| Stated goal |
Output the full listing word for word.

| Record set |
-------------------------

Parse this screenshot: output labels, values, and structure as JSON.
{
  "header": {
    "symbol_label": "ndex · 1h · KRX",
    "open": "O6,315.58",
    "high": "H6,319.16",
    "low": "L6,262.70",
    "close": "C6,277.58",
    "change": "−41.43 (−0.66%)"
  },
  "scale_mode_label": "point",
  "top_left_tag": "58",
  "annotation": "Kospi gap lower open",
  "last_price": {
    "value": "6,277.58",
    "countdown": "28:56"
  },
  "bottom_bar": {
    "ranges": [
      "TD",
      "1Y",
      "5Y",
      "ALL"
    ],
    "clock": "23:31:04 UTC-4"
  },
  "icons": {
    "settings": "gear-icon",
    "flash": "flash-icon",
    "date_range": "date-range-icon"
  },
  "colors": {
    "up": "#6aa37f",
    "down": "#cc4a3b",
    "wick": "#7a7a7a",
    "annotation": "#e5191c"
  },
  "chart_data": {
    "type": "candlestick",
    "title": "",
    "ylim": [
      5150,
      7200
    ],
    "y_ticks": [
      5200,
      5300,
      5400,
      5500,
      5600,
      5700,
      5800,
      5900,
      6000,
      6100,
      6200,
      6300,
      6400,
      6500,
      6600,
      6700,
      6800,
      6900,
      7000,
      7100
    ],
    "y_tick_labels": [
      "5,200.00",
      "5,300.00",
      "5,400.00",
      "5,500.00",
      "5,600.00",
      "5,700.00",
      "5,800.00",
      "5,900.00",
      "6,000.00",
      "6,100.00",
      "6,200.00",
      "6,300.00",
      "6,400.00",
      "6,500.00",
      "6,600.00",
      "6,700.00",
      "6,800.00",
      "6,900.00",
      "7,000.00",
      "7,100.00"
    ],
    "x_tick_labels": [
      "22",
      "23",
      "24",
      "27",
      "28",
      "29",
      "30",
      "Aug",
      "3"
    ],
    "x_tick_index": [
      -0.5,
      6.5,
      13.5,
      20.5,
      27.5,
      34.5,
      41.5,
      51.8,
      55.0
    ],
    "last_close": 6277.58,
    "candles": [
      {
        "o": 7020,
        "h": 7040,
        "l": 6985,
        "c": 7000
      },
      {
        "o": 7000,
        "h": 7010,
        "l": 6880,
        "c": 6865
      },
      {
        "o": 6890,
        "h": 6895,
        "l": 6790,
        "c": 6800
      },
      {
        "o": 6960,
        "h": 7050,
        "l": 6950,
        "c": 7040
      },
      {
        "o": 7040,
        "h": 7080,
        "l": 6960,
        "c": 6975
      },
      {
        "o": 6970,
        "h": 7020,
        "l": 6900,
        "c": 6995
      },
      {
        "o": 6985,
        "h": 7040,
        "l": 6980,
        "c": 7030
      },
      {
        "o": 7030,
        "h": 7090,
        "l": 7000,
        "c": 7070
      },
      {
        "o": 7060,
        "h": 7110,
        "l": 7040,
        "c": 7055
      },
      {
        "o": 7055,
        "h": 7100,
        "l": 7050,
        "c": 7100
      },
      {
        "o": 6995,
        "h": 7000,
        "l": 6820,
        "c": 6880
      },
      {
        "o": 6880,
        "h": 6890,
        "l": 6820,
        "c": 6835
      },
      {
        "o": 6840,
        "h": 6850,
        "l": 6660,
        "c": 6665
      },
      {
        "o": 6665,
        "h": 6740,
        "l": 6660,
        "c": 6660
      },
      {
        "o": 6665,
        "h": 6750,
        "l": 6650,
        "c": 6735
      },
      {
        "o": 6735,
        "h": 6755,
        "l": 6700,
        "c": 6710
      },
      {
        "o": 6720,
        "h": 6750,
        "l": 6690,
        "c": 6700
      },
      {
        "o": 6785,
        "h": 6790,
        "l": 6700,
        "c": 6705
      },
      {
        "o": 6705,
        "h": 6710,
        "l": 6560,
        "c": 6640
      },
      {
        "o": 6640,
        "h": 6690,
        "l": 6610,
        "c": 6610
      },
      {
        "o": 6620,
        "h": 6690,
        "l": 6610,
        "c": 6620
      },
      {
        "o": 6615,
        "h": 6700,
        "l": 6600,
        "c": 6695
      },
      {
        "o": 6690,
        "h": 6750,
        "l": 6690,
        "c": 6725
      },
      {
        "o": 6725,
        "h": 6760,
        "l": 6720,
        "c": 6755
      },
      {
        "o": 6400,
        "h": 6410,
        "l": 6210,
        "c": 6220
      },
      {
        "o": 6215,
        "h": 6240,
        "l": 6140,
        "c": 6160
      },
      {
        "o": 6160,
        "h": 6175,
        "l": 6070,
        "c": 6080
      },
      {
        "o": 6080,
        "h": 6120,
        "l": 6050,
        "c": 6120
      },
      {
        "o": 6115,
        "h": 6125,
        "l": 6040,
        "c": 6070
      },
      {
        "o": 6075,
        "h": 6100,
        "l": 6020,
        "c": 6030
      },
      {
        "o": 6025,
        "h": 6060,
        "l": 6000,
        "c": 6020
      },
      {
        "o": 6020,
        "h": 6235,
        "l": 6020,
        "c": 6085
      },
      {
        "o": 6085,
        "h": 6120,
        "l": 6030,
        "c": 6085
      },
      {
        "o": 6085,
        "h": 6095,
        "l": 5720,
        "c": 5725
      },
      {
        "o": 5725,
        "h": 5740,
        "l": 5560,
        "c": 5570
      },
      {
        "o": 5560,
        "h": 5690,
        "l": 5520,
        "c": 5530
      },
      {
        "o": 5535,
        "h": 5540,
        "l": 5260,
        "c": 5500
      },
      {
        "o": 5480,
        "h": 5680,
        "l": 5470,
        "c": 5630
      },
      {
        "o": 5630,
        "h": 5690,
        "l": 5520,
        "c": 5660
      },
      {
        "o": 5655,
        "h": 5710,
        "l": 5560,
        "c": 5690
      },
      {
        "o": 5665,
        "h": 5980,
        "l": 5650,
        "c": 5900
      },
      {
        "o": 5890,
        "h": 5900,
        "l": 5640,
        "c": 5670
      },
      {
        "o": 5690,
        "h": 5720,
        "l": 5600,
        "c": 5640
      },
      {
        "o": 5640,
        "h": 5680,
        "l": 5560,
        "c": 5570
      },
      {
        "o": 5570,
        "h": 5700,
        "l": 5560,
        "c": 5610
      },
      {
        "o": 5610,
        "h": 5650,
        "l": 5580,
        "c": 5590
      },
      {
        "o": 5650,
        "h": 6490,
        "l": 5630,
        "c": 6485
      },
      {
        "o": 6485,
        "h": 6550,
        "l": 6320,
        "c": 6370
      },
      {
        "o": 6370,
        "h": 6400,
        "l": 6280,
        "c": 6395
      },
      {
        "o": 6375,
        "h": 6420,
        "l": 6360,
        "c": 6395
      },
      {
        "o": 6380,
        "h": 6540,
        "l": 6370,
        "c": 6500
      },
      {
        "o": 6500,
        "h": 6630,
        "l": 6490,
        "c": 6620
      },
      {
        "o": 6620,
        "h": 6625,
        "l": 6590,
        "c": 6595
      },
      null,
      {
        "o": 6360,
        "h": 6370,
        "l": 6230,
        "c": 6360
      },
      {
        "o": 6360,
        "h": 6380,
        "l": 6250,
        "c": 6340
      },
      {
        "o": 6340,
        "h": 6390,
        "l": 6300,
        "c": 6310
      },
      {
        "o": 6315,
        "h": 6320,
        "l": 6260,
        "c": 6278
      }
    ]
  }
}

-------------------------

| Correct result |
Parse this screenshot: output labels, values, and structure as JSON.
{
  "header": {
    "symbol_label": "ndex · 1h · KRX",
    "open": "O6,315.58",
    "high": "H6,319.16",
    "low": "L6,262.70",
    "close": "C6,277.58",
    "change": "−41.43 (−0.66%)"
  },
  "scale_mode_label": "point",
  "top_left_tag": "58",
  "annotation": "Kospi gap lower open",
  "last_price": {
    "value": "6,277.58",
    "countdown": "28:56"
  },
  "bottom_bar": {
    "ranges": [
      "TD",
      "1Y",
      "5Y",
      "ALL"
    ],
    "clock": "23:31:04 UTC-4"
  },
  "icons": {
    "settings": "gear-icon",
    "flash": "flash-icon",
    "date_range": "date-range-icon"
  },
  "colors": {
    "up": "#6aa37f",
    "down": "#cc4a3b",
    "wick": "#7a7a7a",
    "annotation": "#e5191c"
  },
  "chart_data": {
    "type": "candlestick",
    "title": "",
    "ylim": [
      5150,
      7200
    ],
    "y_ticks": [
      5200,
      5300,
      5400,
      5500,
      5600,
      5700,
      5800,
      5900,
      6000,
      6100,
      6200,
      6300,
      6400,
      6500,
      6600,
      6700,
      6800,
      6900,
      7000,
      7100
    ],
    "y_tick_labels": [
      "5,200.00",
      "5,300.00",
      "5,400.00",
      "5,500.00",
      "5,600.00",
      "5,700.00",
      "5,800.00",
      "5,900.00",
      "6,000.00",
      "6,100.00",
      "6,200.00",
      "6,300.00",
      "6,400.00",
      "6,500.00",
      "6,600.00",
      "6,700.00",
      "6,800.00",
      "6,900.00",
      "7,000.00",
      "7,100.00"
    ],
    "x_tick_labels": [
      "22",
      "23",
      "24",
      "27",
      "28",
      "29",
      "30",
      "Aug",
      "3"
    ],
    "x_tick_index": [
      -0.5,
      6.5,
      13.5,
      20.5,
      27.5,
      34.5,
      41.5,
      51.8,
      55.0
    ],
    "last_close": 6277.58,
    "candles": [
      {
        "o": 7020,
        "h": 7040,
        "l": 6985,
        "c": 7000
      },
      {
        "o": 7000,
        "h": 7010,
        "l": 6880,
        "c": 6865
      },
      {
        "o": 6890,
        "h": 6895,
        "l": 6790,
        "c": 6800
      },
      {
        "o": 6960,
        "h": 7050,
        "l": 6950,
        "c": 7040
      },
      {
        "o": 7040,
        "h": 7080,
        "l": 6960,
        "c": 6975
      },
      {
        "o": 6970,
        "h": 7020,
        "l": 6900,
        "c": 6995
      },
      {
        "o": 6985,
        "h": 7040,
        "l": 6980,
        "c": 7030
      },
      {
        "o": 7030,
        "h": 7090,
        "l": 7000,
        "c": 7070
      },
      {
        "o": 7060,
        "h": 7110,
        "l": 7040,
        "c": 7055
      },
      {
        "o": 7055,
        "h": 7100,
        "l": 7050,
        "c": 7100
      },
      {
        "o": 6995,
        "h": 7000,
        "l": 6820,
        "c": 6880
      },
      {
        "o": 6880,
        "h": 6890,
        "l": 6820,
        "c": 6835
      },
      {
        "o": 6840,
        "h": 6850,
        "l": 6660,
        "c": 6665
      },
      {
        "o": 6665,
        "h": 6740,
        "l": 6660,
        "c": 6660
      },
      {
        "o": 6665,
        "h": 6750,
        "l": 6650,
        "c": 6735
      },
      {
        "o": 6735,
        "h": 6755,
        "l": 6700,
        "c": 6710
      },
      {
        "o": 6720,
        "h": 6750,
        "l": 6690,
        "c": 6700
      },
      {
        "o": 6785,
        "h": 6790,
        "l": 6700,
        "c": 6705
      },
      {
        "o": 6705,
        "h": 6710,
        "l": 6560,
        "c": 6640
      },
      {
        "o": 6640,
        "h": 6690,
        "l": 6610,
        "c": 6610
      },
      {
        "o": 6620,
        "h": 6690,
        "l": 6610,
        "c": 6620
      },
      {
        "o": 6615,
        "h": 6700,
        "l": 6600,
        "c": 6695
      },
      {
        "o": 6690,
        "h": 6750,
        "l": 6690,
        "c": 6725
      },
      {
        "o": 6725,
        "h": 6760,
        "l": 6720,
        "c": 6755
      },
      {
        "o": 6400,
        "h": 6410,
        "l": 6210,
        "c": 6220
      },
      {
        "o": 6215,
        "h": 6240,
        "l": 6140,
        "c": 6160
      },
      {
        "o": 6160,
        "h": 6175,
        "l": 6070,
        "c": 6080
      },
      {
        "o": 6080,
        "h": 6120,
        "l": 6050,
        "c": 6120
      },
      {
        "o": 6115,
        "h": 6125,
        "l": 6040,
        "c": 6070
      },
      {
        "o": 6075,
        "h": 6100,
        "l": 6020,
        "c": 6030
      },
      {
        "o": 6025,
        "h": 6060,
        "l": 6000,
        "c": 6020
      },
      {
        "o": 6020,
        "h": 6235,
        "l": 6020,
        "c": 6085
      },
      {
        "o": 6085,
        "h": 6120,
        "l": 6030,
        "c": 6085
      },
      {
        "o": 6085,
        "h": 6095,
        "l": 5720,
        "c": 5725
      },
      {
        "o": 5725,
        "h": 5740,
        "l": 5560,
        "c": 5570
      },
      {
        "o": 5560,
        "h": 5690,
        "l": 5520,
        "c": 5530
      },
      {
        "o": 5535,
        "h": 5540,
        "l": 5260,
        "c": 5500
      },
      {
        "o": 5480,
        "h": 5680,
        "l": 5470,
        "c": 5630
      },
      {
        "o": 5630,
        "h": 5690,
        "l": 5520,
        "c": 5660
      },
      {
        "o": 5655,
        "h": 5710,
        "l": 5560,
        "c": 5690
      },
      {
        "o": 5665,
        "h": 5980,
        "l": 5650,
        "c": 5900
      },
      {
        "o": 5890,
        "h": 5900,
        "l": 5640,
        "c": 5670
      },
      {
        "o": 5690,
        "h": 5720,
        "l": 5600,
        "c": 5640
      },
      {
        "o": 5640,
        "h": 5680,
        "l": 5560,
        "c": 5570
      },
      {
        "o": 5570,
        "h": 5700,
        "l": 5560,
        "c": 5610
      },
      {
        "o": 5610,
        "h": 5650,
        "l": 5580,
        "c": 5590
      },
      {
        "o": 5650,
        "h": 6490,
        "l": 5630,
        "c": 6485
      },
      {
        "o": 6485,
        "h": 6550,
        "l": 6320,
        "c": 6370
      },
      {
        "o": 6370,
        "h": 6400,
        "l": 6280,
        "c": 6395
      },
      {
        "o": 6375,
        "h": 6420,
        "l": 6360,
        "c": 6395
      },
      {
        "o": 6380,
        "h": 6540,
        "l": 6370,
        "c": 6500
      },
      {
        "o": 6500,
        "h": 6630,
        "l": 6490,
        "c": 6620
      },
      {
        "o": 6620,
        "h": 6625,
        "l": 6590,
        "c": 6595
      },
      null,
      {
        "o": 6360,
        "h": 6370,
        "l": 6230,
        "c": 6360
      },
      {
        "o": 6360,
        "h": 6380,
        "l": 6250,
        "c": 6340
      },
      {
        "o": 6340,
        "h": 6390,
        "l": 6300,
        "c": 6310
      },
      {
        "o": 6315,
        "h": 6320,
        "l": 6260,
        "c": 6278
      }
    ]
  }
}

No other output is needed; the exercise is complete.